• Problem to solve:
The records below must be retyped exactly.

• Data rows:
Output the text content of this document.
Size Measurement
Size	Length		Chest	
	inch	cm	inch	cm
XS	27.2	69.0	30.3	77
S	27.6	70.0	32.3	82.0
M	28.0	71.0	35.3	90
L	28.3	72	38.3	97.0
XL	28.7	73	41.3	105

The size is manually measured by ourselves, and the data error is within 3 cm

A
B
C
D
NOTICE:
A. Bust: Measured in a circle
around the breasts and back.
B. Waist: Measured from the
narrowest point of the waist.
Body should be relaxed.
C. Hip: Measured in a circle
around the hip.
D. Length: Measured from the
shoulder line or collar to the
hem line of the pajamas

• Solution for this task:
Output the text content of this document.
Size Measurement
Size	Length		Chest	
	inch	cm	inch	cm
XS	27.2	69.0	30.3	77
S	27.6	70.0	32.3	82.0
M	28.0	71.0	35.3	90
L	28.3	72	38.3	97.0
XL	28.7	73	41.3	105

The size is manually measured by ourselves, and the data error is within 3 cm

A
B
C
D
NOTICE:
A. Bust: Measured in a circle
around the breasts and back.
B. Waist: Measured from the
narrowest point of the waist.
Body should be relaxed.
C. Hip: Measured in a circle
around the hip.
D. Length: Measured from the
shoulder line or collar to the
hem line of the pajamas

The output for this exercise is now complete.